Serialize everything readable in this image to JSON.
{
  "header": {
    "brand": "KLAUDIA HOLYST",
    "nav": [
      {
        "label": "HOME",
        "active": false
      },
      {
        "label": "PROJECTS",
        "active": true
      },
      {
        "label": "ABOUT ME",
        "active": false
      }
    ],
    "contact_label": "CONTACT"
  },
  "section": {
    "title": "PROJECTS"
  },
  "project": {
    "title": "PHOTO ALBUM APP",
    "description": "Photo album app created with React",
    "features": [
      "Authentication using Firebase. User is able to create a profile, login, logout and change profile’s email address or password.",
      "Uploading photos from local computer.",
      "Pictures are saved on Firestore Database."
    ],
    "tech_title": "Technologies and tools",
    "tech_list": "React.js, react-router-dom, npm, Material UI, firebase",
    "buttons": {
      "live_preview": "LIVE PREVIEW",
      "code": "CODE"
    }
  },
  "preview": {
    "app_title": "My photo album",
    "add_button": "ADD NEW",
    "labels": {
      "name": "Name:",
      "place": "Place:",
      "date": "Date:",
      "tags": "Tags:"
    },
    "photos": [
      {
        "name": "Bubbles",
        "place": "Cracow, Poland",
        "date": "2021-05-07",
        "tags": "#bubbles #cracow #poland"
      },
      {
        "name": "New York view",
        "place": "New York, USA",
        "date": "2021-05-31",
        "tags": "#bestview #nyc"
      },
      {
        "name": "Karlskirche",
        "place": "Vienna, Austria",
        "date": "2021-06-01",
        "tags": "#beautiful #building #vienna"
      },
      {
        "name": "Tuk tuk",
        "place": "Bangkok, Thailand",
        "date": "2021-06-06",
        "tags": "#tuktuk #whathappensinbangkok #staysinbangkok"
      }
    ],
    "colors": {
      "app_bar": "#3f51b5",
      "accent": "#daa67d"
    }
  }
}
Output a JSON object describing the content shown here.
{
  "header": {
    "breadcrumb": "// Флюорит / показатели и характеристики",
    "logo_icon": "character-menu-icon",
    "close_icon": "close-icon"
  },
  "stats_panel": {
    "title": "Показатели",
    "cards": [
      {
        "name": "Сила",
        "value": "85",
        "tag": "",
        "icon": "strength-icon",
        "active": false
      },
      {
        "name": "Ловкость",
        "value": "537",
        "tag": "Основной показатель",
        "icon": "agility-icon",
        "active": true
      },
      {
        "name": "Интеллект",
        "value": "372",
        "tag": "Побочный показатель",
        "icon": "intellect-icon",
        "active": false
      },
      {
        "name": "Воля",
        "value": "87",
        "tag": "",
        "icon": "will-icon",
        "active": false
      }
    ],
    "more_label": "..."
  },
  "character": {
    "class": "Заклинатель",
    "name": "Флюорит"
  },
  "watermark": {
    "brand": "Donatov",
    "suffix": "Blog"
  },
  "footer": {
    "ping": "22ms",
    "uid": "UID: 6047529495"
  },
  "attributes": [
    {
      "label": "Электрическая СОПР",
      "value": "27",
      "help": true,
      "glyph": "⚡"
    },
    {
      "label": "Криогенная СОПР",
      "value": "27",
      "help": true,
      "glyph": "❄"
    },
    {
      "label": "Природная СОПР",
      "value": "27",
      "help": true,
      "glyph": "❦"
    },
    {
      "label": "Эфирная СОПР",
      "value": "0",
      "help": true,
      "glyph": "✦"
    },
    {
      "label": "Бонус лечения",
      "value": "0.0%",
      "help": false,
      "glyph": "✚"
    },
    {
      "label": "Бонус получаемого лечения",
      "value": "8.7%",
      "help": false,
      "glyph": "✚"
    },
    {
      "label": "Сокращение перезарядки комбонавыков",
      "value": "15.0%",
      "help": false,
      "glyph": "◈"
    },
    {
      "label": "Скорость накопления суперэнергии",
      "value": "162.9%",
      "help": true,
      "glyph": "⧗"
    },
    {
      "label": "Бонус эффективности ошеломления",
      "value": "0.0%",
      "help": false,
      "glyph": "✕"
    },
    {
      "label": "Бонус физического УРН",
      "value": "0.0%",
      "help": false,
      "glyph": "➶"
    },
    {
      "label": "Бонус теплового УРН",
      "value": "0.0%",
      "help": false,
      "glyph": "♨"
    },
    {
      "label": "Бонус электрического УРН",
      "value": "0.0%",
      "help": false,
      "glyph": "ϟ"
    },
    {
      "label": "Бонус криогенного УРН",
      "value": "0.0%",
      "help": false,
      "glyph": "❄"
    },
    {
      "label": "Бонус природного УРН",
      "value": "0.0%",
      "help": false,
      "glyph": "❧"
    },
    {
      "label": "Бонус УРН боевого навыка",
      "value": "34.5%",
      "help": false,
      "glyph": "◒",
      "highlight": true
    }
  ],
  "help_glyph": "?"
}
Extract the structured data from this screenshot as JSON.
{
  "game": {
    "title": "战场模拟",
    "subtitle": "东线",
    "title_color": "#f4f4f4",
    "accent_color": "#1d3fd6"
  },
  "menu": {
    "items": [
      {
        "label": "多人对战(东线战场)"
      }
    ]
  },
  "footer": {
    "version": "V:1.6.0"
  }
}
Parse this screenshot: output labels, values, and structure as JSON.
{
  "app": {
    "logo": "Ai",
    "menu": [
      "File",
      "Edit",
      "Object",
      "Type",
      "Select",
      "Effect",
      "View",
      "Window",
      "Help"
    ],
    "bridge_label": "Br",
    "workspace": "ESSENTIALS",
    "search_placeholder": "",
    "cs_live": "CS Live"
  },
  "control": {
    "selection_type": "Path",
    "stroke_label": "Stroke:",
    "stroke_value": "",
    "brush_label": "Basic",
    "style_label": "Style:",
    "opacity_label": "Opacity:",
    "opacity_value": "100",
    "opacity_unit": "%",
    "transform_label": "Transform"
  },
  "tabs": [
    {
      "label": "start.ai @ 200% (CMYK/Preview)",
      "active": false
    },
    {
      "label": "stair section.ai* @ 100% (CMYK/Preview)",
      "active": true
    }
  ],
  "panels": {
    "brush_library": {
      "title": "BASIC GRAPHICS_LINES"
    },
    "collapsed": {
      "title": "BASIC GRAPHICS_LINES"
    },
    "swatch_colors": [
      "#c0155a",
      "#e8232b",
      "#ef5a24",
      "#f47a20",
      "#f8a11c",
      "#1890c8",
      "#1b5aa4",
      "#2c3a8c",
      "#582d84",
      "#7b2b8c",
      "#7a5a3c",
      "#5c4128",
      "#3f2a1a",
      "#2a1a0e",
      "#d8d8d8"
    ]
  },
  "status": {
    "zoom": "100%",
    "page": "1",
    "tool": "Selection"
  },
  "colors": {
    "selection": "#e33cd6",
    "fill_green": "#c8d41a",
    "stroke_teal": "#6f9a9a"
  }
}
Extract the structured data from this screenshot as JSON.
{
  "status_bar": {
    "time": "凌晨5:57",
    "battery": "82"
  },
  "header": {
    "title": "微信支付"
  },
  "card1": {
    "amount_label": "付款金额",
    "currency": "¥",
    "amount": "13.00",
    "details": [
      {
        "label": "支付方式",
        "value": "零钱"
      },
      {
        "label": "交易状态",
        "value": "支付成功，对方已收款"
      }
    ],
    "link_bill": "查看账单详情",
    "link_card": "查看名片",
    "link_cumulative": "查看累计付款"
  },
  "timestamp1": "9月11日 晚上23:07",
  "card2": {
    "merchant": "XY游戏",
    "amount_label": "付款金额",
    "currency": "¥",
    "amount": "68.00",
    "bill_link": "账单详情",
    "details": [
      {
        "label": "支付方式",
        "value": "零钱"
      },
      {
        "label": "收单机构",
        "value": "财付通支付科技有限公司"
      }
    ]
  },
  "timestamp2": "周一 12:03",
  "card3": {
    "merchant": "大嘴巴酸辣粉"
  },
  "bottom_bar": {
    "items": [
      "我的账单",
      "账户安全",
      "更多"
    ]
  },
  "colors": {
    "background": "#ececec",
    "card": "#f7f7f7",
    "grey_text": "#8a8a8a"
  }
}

****

→ **PROMPT**
Take every line containing the word "React" and copy it.

→ **WORKED SOLUTION**
    "description": "Photo album app created with React",
    "tech_list": "React.js, react-router-dom, npm, Material UI, firebase",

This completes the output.